> **Task requirements**:
What is the number of lines containing the string "JSON"? Answer with the number only.

--- Start ---

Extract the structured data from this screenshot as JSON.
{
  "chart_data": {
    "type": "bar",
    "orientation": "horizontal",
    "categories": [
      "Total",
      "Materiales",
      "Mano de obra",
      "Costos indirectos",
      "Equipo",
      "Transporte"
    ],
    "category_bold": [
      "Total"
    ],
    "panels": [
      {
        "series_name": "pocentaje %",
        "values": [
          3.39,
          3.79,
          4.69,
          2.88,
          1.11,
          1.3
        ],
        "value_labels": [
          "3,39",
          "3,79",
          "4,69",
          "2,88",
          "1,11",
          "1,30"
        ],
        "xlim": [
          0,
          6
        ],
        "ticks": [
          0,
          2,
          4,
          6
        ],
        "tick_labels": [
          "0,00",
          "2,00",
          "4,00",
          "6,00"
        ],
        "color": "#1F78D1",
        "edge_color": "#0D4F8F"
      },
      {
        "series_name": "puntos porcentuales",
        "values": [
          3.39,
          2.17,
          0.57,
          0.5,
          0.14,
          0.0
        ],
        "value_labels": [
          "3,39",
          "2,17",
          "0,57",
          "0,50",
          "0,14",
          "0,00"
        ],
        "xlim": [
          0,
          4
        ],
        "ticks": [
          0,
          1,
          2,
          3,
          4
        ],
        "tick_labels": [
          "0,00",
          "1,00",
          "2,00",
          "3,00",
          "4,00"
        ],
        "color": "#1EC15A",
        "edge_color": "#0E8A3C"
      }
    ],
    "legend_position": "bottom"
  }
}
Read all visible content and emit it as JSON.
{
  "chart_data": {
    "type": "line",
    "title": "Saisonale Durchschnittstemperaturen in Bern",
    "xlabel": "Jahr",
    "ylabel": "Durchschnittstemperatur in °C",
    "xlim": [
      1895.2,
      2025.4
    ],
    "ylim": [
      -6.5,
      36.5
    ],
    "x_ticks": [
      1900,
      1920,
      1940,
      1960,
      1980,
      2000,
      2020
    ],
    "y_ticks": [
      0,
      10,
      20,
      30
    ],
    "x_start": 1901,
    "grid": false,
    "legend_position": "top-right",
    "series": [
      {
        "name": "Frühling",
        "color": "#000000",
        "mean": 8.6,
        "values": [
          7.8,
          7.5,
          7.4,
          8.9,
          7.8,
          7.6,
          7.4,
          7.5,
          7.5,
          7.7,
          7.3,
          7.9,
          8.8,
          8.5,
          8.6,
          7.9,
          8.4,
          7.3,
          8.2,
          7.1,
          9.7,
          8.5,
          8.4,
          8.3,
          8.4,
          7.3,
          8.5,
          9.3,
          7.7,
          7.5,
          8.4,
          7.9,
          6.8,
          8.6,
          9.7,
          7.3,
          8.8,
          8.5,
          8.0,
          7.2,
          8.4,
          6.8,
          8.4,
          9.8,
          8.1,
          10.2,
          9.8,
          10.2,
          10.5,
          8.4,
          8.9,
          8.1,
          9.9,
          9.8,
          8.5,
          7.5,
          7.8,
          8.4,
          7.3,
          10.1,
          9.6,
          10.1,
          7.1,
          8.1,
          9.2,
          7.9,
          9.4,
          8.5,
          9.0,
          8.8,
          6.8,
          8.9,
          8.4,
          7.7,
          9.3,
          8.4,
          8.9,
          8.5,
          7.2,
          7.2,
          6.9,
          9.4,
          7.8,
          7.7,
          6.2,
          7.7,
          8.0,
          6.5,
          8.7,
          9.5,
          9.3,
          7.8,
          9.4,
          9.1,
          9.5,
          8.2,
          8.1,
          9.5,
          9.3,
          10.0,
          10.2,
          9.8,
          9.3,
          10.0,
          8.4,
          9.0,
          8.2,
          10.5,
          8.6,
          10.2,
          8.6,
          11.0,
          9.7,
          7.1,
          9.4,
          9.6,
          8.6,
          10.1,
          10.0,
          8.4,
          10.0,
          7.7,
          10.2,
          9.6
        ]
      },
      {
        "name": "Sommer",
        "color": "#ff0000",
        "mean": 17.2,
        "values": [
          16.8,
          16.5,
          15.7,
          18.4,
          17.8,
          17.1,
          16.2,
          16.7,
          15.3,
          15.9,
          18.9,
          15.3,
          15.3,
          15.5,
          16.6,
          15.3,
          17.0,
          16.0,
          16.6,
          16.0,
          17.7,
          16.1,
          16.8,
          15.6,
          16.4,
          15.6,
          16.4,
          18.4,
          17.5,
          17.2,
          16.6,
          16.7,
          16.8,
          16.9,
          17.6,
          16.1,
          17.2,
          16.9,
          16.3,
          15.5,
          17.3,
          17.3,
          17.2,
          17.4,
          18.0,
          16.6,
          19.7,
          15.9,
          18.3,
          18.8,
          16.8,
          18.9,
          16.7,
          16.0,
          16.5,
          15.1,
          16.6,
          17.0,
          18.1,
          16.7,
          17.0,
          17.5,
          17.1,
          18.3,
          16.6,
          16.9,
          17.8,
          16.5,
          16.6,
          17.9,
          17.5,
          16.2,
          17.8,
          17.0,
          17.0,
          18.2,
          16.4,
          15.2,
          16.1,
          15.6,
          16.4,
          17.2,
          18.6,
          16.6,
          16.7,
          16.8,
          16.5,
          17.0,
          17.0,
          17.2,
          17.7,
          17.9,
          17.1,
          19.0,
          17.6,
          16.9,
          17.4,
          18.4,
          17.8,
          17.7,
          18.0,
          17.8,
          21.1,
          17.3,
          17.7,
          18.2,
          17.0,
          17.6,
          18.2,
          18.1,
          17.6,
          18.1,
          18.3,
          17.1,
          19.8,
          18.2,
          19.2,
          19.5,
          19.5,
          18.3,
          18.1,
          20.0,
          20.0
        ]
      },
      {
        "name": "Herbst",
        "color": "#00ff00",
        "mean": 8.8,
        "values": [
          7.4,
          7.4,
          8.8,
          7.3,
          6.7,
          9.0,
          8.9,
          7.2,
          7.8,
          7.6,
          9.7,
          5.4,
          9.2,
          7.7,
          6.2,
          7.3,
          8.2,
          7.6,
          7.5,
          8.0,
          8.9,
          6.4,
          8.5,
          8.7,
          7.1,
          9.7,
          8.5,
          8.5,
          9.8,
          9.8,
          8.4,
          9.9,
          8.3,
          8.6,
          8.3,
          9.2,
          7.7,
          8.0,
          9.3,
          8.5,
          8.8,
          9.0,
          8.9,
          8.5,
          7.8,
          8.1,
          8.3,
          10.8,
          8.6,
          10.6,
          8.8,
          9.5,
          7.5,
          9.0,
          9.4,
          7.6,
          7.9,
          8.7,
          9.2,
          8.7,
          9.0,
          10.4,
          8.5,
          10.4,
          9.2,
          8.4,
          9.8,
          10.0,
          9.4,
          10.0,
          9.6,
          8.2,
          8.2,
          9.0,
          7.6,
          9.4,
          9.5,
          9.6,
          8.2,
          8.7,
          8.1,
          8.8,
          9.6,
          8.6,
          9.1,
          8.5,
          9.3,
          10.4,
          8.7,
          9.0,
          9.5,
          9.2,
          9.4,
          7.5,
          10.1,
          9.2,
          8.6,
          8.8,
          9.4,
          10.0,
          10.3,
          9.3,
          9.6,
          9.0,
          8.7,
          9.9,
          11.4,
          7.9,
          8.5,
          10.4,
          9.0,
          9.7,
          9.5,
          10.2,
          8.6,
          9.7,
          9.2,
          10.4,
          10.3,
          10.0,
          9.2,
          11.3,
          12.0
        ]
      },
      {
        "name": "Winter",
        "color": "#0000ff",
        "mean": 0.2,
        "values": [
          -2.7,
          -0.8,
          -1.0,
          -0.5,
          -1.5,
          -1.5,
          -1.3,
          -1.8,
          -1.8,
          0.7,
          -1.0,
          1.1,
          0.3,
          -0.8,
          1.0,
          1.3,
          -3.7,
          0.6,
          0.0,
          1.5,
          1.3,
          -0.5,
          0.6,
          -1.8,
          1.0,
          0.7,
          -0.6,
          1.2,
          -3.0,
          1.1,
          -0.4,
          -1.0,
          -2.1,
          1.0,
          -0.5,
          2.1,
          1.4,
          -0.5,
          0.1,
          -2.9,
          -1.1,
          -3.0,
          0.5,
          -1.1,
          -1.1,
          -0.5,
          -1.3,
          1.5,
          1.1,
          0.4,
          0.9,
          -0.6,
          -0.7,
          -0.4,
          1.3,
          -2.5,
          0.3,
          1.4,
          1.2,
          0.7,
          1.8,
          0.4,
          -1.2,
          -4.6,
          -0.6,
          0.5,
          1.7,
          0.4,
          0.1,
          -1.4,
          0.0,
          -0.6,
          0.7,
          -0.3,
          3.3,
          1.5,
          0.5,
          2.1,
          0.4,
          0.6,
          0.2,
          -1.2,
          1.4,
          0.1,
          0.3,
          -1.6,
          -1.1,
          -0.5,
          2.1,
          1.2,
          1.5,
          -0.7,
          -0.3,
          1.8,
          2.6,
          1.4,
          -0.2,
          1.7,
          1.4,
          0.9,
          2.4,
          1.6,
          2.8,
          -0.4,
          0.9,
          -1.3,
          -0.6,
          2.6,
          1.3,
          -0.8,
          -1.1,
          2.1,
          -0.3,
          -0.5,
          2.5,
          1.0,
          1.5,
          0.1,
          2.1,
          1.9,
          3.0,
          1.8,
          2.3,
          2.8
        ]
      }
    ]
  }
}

--- End ---

> **Answer to the exercise**:
2